SUPPLIED PASSAGE:
=======

Since Marbury v. Madison in 1803, it’s been “settled law” that the Supreme Court is the last arbiter of what the U.S. Constitution means. But is it really? A respectable line of argument says “no.”

One way to look at it is quite simple. The U.S. Constitution sets up three branches of government: the legislative, the executive, and the judicial branches, in that order. Although none is theoretically inherently superior to any other, their order of establishment appears logical in a government of, for, and by the people.

Because we, the people, did “ordain and establish” the Constitution, the lawmaking power is vested in the people, speaking through our federal and state legislatures. (Until the Seventeenth Amendment in 1913, state legislatures—not the people directly—selected U. S. Senators, but of course the people of the states elected their respective legislators.)

Article II vests the power to see that those laws are faithfully executed in a chief executive, the President. That is the only office for which the Constitution explicitly prescribes an oath: to execute the office of the President faithfully, and to “preserve, protect, and defend” the Constitution to the best of the President’s ability. So the President is bound not only to execute faithfully the laws the people make for themselves, but also to preserve, protect, and defend the Constitution. That means, in part, that the President has a profound role in determining what is constitutional and what is not. He (or she) has a sworn duty to follow the Constitution and to veto legislation that is unconstitutional, not to leave it to the courts to decide.

Only in Article III does the Constitution mention the courts. Article III vests the judicial power of the United States in a “supreme” Court and in “such inferior Courts as the Congress may from time to time ordain and establish.” Thus again it is the people, speaking through their elected representatives in Congress, who may establish “lesser” courts. It is also the people who—by adopting the Constitution in the first place—established even a “supreme” Court. 

Yet the Constitution’s choice of “supreme” should be understood in the context of “inferior.” The Supreme Court is only the supreme “court,” not the supreme branch of government. It remains axiomatic, in theory if not in practice, that the three branches are co-equal. 

Under Marbury v. Madison, the Supreme Court necessarily has the power of judicial review, but judicial review is different from judicial supremacy. In deciding any given case or controversy before it, as Marbury recognized, the Court may have to determine whether applicable law conflicts with the Constitution. That is because, along with treaties made under the authority of the United States and laws made in pursuance of the Constitution, the Constitution by its very terms remains the supreme law of the land. 

If a law that comes before the Court is not “made in pursuance of the Constitution,” therefore, then the Court must declare the law unconstitutional. But it remains the Constitution, not the Court’s ruling, that makes that law unconstitutional. The Congress never had the authority to pass it and the President, if true to his oath, should have vetoed it. The Court is the last backstop, not the first.

=======

DATA EXTRACT:
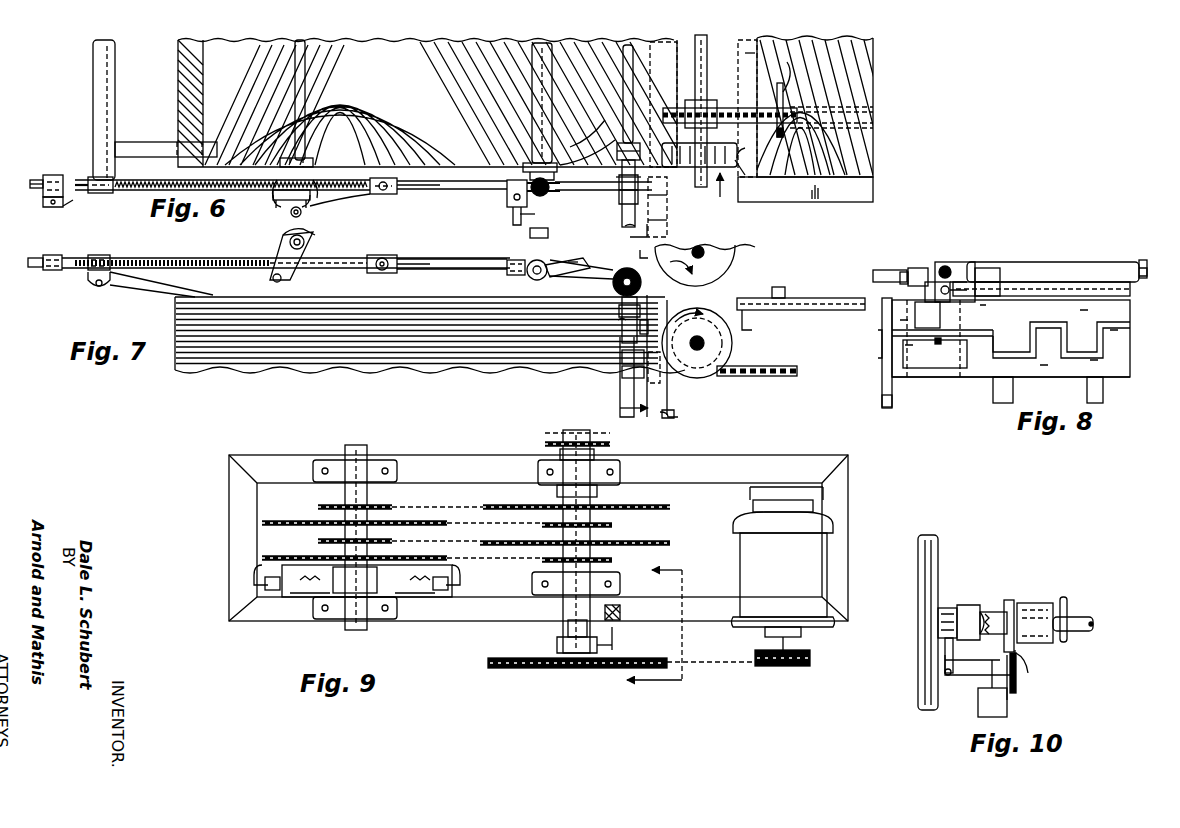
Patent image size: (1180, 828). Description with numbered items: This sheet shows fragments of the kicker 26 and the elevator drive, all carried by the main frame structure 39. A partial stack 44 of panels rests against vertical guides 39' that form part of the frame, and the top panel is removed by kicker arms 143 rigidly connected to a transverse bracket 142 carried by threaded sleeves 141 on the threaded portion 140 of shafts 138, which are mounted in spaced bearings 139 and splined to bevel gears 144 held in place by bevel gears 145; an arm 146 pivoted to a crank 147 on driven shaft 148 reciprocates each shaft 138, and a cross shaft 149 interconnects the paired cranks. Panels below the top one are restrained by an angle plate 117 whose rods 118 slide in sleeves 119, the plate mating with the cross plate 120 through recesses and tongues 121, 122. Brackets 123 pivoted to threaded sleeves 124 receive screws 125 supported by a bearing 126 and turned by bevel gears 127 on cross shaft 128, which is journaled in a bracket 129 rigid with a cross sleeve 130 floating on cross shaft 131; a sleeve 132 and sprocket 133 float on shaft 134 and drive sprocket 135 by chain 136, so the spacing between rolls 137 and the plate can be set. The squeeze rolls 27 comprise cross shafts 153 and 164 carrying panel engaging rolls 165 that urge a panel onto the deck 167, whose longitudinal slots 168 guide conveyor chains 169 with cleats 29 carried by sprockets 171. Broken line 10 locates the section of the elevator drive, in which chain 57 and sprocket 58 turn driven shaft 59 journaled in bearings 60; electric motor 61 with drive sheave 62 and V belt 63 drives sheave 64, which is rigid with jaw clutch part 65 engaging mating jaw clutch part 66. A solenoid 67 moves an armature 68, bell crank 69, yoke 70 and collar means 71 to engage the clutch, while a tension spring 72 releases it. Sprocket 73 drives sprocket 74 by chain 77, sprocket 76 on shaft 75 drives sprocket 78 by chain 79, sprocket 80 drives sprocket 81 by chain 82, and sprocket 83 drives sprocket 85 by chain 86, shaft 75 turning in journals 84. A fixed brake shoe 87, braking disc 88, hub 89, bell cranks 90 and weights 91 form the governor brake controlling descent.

=======

BRIEF:
Pick up the essay above on judicial review versus judicial supremacy after its last sentence, "The Court is the last backstop, not the first.", and carry its argument forward.

THE ANSWER:
Unlike Supreme Court rulings from case to case, the Constitution does not change. It is not, as progressives like to claim, a “living, breathing document.” It’s not alive; it doesn’t breathe; it is words on parchment. But those words set forth, among others, a set of fixed principles against which the laws the people enact must be measured. And when a Supreme Court ruling itself conflicts with the Constitution—a position in which each branch of government may find itself from time to time—it is the Constitution, not the Supreme Court’s ruling, that is the supreme law of the land. 

How, indeed, could it be otherwise? Ramesh Ponnuru argues logically in the September 21 issue of National Review that if the Supreme Court could never be wrong about the Constitution, then the Court would have no point in trying to get it right. The Court would simply vote (as it too often, unfortunately, does) its policy preferences as an unelected mini-legislature and that would be the end of it. 

The Court itself in fact acknowledges its ability to get the Constitution wrong in at least two ways. First, the Court occasionally reverses itself, as in Brown v. Board of Education, overturning Plessy v. Ferguson. Second, the Court has explicitly posited as recently as Kimble v. Marvel in 2015 that it is sometimes more important that the law be settled than that it be settled correctly; otherwise we would have no rule of stare decisis. 

So how did we get from a court that was merely supreme within the judicial branch of government to a court seen as the supreme arbiter of what is constitutional and what is not? 

Part of it, I believe, is a simple misconstruction of the power of judicial review found in Marbury vs. Madison. Marbury established the principle of judicial review—the ability of the Supreme Court to review a law and overrule it as unconstitutional—but not a rule of judicial supremacy.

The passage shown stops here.